[Given exercise]: Please find all lines in the data that hold the string "paro" and copy them.
[BEGIN Record set]
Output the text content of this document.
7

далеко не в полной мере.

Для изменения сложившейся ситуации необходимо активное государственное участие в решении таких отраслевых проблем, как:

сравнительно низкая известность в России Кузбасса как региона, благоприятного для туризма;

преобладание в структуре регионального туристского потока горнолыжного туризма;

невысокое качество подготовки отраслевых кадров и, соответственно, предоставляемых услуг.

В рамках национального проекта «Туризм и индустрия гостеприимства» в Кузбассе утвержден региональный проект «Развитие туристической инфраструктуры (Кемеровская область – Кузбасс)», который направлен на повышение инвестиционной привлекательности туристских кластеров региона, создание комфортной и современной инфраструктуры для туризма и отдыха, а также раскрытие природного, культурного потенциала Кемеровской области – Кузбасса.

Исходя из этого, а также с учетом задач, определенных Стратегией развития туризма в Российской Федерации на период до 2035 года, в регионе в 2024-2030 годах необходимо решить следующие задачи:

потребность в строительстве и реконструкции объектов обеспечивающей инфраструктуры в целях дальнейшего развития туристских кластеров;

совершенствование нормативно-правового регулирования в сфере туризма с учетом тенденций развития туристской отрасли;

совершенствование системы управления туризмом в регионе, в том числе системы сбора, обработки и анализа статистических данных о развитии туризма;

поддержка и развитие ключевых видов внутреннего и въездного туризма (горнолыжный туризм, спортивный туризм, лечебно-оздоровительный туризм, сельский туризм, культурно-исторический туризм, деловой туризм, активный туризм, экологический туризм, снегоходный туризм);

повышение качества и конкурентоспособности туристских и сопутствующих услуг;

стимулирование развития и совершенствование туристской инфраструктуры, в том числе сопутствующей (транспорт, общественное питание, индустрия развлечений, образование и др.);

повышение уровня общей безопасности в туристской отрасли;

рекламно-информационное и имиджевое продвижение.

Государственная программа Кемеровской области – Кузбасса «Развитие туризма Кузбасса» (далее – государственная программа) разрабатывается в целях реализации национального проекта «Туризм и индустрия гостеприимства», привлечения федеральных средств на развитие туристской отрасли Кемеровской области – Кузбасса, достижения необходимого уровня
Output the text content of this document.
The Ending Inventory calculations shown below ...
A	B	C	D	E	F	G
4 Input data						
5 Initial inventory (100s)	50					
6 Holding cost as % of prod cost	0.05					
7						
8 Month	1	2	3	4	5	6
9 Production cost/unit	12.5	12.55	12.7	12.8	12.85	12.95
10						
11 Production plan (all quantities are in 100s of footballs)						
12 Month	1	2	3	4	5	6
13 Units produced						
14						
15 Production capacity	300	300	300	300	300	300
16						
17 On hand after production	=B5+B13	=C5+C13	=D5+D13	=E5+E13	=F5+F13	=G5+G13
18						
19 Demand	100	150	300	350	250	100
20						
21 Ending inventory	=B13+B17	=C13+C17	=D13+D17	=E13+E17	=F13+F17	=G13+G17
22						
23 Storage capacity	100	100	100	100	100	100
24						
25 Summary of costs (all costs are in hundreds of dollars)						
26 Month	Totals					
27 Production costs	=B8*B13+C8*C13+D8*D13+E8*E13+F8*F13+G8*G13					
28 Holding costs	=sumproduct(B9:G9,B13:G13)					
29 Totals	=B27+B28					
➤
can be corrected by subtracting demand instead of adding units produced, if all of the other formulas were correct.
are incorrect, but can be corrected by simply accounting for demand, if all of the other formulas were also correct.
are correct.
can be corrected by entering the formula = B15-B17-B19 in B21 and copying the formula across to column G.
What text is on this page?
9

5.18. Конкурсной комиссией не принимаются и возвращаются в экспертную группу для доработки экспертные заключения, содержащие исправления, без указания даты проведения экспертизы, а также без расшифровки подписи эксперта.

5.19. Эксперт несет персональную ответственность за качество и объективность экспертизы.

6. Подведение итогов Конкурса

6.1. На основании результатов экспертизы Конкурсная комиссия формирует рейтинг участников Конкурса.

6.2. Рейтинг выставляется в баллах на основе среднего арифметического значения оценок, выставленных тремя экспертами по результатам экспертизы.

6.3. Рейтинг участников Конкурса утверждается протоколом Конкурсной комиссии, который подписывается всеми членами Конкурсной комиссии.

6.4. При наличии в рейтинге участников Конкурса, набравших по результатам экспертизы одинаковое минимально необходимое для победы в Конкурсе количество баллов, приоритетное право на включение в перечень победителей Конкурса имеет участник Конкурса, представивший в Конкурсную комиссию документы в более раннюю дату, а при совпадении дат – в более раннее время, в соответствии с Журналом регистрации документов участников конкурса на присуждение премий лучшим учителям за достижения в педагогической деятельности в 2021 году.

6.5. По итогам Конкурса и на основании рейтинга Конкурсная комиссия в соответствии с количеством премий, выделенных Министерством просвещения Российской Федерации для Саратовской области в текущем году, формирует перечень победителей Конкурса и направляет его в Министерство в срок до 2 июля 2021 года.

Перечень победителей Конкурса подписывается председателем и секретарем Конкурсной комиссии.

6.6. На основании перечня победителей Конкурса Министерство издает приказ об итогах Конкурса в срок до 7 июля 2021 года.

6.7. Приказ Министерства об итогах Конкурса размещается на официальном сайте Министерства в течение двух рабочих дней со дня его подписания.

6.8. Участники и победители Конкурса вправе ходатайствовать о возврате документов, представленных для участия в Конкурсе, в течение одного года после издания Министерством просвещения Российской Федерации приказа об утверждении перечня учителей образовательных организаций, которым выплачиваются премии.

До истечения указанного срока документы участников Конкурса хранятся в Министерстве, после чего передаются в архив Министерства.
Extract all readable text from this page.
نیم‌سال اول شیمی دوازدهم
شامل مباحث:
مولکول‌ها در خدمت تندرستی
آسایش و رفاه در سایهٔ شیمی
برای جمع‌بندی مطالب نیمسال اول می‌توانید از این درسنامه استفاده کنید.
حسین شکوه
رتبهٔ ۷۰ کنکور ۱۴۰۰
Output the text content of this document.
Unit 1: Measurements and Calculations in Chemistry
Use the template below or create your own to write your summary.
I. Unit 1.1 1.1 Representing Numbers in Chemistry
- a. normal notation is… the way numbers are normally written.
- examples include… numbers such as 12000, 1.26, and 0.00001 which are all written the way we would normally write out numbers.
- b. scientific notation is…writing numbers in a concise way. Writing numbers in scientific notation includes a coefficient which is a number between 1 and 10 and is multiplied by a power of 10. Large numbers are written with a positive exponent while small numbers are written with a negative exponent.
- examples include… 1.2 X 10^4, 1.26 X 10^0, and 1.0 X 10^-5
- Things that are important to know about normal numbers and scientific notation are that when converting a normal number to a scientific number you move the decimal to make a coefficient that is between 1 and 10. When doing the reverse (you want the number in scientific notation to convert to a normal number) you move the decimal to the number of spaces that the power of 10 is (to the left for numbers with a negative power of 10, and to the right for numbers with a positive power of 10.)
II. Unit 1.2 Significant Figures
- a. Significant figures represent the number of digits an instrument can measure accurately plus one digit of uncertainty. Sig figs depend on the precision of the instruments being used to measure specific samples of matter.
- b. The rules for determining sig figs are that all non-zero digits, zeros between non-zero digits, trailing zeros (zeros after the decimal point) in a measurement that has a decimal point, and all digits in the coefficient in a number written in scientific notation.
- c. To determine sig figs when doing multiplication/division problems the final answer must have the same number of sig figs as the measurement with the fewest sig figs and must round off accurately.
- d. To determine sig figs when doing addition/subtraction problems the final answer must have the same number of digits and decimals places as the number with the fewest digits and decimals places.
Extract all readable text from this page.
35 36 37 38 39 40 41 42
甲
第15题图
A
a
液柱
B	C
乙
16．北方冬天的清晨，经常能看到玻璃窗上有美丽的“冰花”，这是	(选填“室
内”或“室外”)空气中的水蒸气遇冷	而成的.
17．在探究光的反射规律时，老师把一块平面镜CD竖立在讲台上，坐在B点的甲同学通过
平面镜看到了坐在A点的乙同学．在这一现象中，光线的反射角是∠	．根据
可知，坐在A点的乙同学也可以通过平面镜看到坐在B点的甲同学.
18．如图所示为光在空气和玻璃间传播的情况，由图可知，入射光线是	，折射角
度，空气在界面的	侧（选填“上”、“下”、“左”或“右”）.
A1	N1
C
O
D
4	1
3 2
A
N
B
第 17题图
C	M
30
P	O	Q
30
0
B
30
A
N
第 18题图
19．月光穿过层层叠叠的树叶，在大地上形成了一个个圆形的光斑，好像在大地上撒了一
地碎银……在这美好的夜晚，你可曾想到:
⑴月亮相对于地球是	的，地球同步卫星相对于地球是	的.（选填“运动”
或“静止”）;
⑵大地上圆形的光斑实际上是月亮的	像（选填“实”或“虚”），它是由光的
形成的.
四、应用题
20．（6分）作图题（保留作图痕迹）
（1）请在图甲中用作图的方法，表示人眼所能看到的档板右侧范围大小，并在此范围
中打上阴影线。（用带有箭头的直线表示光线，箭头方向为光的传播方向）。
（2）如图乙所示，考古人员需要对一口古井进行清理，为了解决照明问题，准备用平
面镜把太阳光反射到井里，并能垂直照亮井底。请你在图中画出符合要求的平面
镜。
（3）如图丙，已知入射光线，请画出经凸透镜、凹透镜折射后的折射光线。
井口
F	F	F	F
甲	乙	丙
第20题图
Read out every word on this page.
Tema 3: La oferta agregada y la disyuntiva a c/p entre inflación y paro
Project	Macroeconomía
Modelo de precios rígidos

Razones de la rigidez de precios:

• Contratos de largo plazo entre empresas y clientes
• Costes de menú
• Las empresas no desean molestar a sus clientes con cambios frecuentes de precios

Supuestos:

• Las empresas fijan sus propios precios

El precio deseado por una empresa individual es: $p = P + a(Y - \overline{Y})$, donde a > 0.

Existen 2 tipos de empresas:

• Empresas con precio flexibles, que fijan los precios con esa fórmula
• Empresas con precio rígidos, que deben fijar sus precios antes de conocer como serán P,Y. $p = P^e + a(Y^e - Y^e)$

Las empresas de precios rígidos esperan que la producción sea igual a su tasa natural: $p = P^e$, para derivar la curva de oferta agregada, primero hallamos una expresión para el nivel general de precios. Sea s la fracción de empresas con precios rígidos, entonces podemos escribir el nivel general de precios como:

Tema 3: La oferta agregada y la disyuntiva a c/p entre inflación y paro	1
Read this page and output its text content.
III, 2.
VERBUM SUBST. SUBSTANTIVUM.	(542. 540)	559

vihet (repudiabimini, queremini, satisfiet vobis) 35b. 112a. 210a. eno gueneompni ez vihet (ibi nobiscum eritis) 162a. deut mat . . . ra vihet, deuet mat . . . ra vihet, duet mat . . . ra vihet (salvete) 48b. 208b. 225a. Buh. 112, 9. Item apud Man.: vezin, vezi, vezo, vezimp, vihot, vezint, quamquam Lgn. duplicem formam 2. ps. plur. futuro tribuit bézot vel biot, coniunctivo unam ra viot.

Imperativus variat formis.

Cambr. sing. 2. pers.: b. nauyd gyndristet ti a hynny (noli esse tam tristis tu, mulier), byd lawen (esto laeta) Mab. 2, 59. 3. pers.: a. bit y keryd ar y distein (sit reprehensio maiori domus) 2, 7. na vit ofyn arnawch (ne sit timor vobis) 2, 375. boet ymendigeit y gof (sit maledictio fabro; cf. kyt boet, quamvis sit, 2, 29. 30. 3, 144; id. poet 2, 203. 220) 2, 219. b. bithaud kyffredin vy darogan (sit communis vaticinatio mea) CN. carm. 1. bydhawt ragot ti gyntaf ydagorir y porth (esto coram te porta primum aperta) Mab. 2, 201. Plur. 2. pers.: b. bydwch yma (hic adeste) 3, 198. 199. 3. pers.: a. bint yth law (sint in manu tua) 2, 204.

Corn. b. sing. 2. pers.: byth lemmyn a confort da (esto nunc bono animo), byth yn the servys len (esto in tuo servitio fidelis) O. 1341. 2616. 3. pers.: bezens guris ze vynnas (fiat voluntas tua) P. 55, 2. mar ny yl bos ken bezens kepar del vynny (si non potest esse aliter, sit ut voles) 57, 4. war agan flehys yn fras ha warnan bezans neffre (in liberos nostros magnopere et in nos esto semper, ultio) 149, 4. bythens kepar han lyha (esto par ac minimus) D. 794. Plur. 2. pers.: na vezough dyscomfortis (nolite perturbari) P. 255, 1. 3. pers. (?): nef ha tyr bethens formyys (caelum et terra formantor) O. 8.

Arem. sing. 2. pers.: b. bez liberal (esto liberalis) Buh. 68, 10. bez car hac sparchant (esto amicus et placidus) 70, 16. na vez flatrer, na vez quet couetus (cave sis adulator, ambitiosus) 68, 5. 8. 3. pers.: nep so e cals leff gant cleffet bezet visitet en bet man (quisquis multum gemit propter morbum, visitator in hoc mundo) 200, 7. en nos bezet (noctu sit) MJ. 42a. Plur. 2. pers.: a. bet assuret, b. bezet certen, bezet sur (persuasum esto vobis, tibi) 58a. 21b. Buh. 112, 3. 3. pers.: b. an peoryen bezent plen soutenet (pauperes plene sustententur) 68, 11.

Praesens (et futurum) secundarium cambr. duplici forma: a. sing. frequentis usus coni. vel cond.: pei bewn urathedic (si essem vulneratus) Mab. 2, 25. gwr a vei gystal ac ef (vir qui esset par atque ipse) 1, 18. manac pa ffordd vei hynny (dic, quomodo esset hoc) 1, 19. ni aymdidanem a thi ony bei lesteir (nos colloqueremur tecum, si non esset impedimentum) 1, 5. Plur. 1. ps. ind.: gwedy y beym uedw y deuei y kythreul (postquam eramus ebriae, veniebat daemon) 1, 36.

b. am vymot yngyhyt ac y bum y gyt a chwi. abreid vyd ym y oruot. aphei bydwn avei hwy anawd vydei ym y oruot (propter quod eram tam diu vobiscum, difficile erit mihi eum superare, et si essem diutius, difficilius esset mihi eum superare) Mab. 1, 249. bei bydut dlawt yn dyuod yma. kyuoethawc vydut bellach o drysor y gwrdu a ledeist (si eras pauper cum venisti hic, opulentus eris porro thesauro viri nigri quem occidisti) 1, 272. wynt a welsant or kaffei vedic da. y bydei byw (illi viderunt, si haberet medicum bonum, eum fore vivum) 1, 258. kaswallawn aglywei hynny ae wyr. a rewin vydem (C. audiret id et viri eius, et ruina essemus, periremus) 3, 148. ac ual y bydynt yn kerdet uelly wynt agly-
[END Record set]
[Response]:
Tema 3: La oferta agregada y la disyuntiva a c/p entre inflación y paro
Tema 3: La oferta agregada y la disyuntiva a c/p entre inflación y paro	1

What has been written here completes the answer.